__Work required__: Look through the records below and give the number of lines holding the string "colors", nothing more.

__Data to process__:
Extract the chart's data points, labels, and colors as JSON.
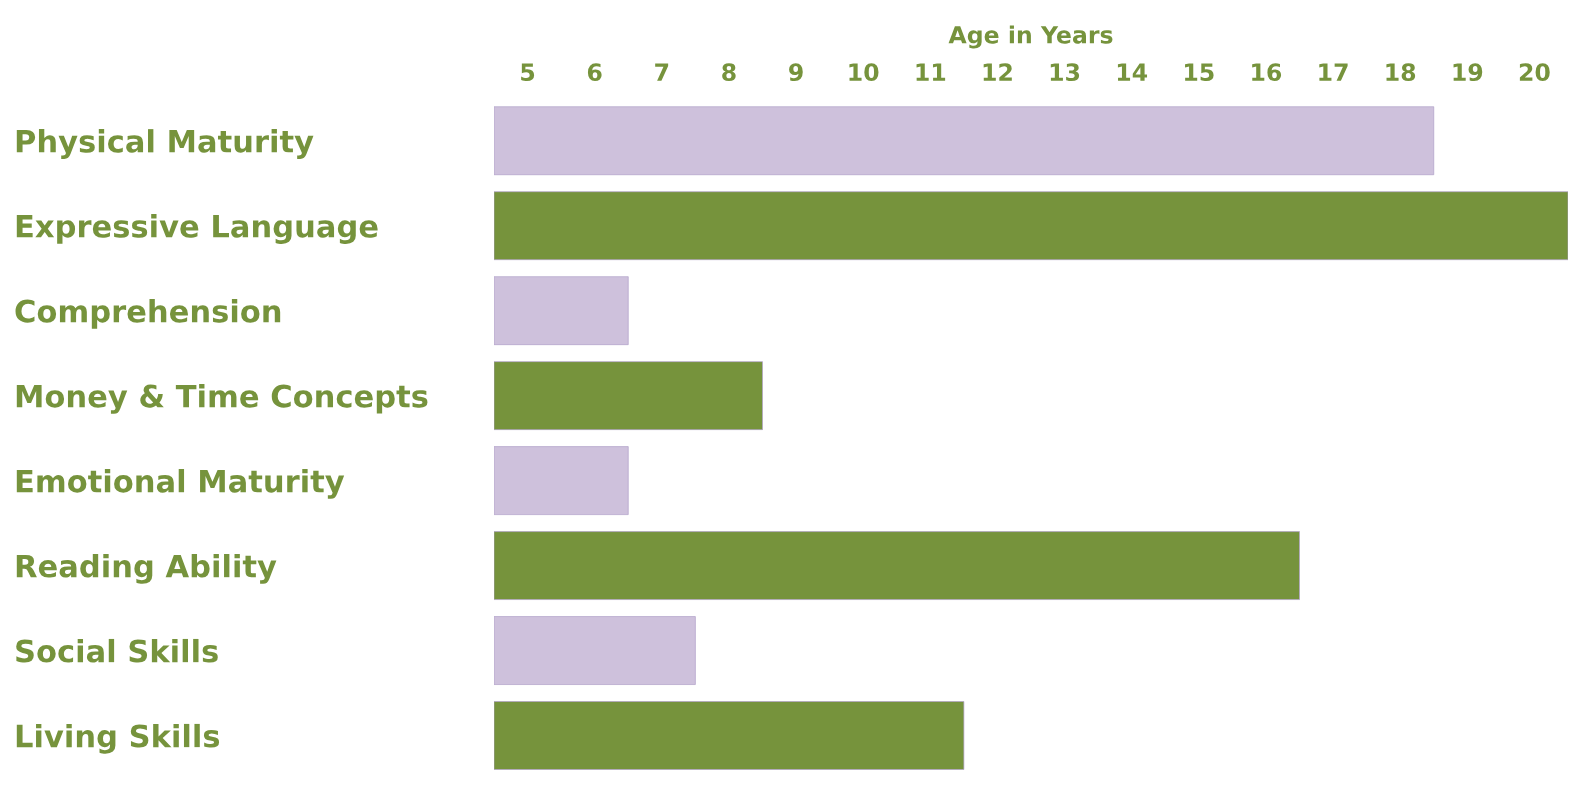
{
  "chart_data": {
    "type": "bar",
    "orientation": "horizontal",
    "xlabel": "Age in Years",
    "categories": [
      "Physical Maturity",
      "Expressive Language",
      "Comprehension",
      "Money & Time Concepts",
      "Emotional Maturity",
      "Reading Ability",
      "Social Skills",
      "Living Skills"
    ],
    "base": [
      4.5,
      4.5,
      4.5,
      4.5,
      4.5,
      4.5,
      4.5,
      4.5
    ],
    "values": [
      14,
      16,
      2,
      4,
      2,
      12,
      3,
      7
    ],
    "colors": [
      "#cec1dc",
      "#76933c",
      "#cec1dc",
      "#76933c",
      "#cec1dc",
      "#76933c",
      "#cec1dc",
      "#76933c"
    ],
    "xlim": [
      4.5,
      20.5
    ],
    "xticks": [
      5,
      6,
      7,
      8,
      9,
      10,
      11,
      12,
      13,
      14,
      15,
      16,
      17,
      18,
      19,
      20
    ],
    "grid": false,
    "legend": false
  }
}
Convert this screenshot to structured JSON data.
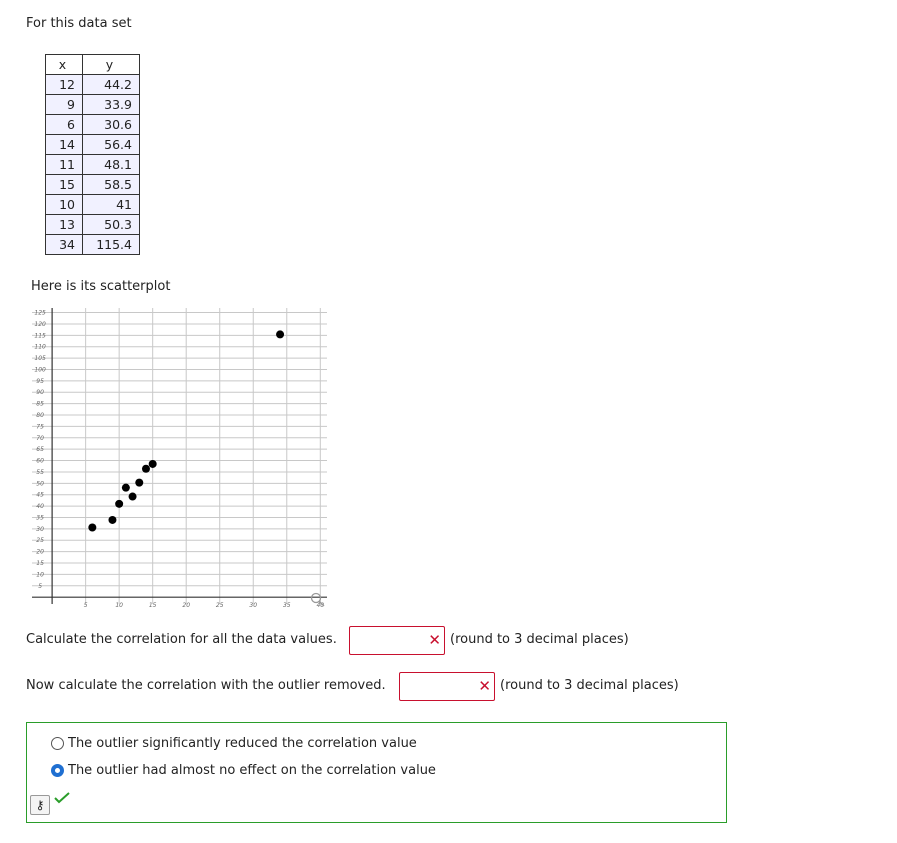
{
  "intro": "For this data set",
  "table": {
    "headers": [
      "x",
      "y"
    ],
    "rows": [
      [
        12,
        44.2
      ],
      [
        9,
        33.9
      ],
      [
        6,
        30.6
      ],
      [
        14,
        56.4
      ],
      [
        11,
        48.1
      ],
      [
        15,
        58.5
      ],
      [
        10,
        41
      ],
      [
        13,
        50.3
      ],
      [
        34,
        115.4
      ]
    ]
  },
  "scatter_intro": "Here is its scatterplot",
  "chart_data": {
    "type": "scatter",
    "x": [
      12,
      9,
      6,
      14,
      11,
      15,
      10,
      13,
      34
    ],
    "y": [
      44.2,
      33.9,
      30.6,
      56.4,
      48.1,
      58.5,
      41,
      50.3,
      115.4
    ],
    "color": "#000000",
    "xlim": [
      -3,
      41
    ],
    "ylim": [
      -3,
      127
    ],
    "xticks": [
      5,
      10,
      15,
      20,
      25,
      30,
      35,
      40
    ],
    "yticks": [
      5,
      10,
      15,
      20,
      25,
      30,
      35,
      40,
      45,
      50,
      55,
      60,
      65,
      70,
      75,
      80,
      85,
      90,
      95,
      100,
      105,
      110,
      115,
      120,
      125
    ],
    "grid": true
  },
  "questions": [
    {
      "text": "Calculate the correlation for all the data values.",
      "hint": "(round to 3 decimal places)"
    },
    {
      "text": "Now calculate the correlation with the outlier removed.",
      "hint": "(round to 3 decimal places)"
    }
  ],
  "options": [
    {
      "label": "The outlier significantly reduced the correlation value",
      "selected": false
    },
    {
      "label": "The outlier had almost no effect on the correlation value",
      "selected": true
    }
  ]
}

__The reply__: 2